## Begin RECORDS FOR THE EXERCISE

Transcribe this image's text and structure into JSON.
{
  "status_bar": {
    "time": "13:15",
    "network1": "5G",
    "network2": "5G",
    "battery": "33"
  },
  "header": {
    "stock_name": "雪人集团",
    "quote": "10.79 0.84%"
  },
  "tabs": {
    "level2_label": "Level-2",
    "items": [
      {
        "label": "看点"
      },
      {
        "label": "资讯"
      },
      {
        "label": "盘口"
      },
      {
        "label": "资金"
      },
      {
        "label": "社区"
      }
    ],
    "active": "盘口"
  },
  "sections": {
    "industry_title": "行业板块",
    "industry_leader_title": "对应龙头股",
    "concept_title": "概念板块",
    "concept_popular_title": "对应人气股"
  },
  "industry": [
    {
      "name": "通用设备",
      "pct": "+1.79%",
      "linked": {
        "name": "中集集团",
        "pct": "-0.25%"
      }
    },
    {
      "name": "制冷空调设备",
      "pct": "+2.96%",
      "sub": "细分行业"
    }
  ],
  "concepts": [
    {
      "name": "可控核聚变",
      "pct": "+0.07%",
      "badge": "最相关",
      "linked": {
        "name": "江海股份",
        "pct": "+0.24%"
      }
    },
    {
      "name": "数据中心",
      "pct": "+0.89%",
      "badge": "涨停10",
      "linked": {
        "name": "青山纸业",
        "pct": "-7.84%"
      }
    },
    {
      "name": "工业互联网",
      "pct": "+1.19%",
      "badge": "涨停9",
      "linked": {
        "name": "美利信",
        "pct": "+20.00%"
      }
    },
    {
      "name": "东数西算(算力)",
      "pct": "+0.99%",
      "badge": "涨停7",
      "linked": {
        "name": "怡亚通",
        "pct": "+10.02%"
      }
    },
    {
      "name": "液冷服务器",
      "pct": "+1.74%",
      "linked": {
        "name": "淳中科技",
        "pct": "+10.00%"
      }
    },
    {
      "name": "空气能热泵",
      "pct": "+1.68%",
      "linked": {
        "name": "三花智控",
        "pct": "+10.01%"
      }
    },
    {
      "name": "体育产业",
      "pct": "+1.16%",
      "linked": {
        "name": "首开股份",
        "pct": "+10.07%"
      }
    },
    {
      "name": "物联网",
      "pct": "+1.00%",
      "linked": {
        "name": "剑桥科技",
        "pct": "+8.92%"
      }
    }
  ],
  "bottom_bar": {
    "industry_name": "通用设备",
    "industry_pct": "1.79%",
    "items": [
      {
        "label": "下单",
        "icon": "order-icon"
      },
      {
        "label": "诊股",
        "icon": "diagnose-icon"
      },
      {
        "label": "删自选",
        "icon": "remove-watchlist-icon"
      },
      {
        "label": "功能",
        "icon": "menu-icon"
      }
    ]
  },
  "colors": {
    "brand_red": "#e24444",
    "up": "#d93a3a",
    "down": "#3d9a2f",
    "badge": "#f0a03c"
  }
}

## End RECORDS FOR THE EXERCISE

• **WHAT YOU NEED TO DO**
Where a line in the material contains "icon", copy that line.

• **ANSWER BELOW**
        "icon": "order-icon"
        "icon": "diagnose-icon"
        "icon": "remove-watchlist-icon"
        "icon": "menu-icon"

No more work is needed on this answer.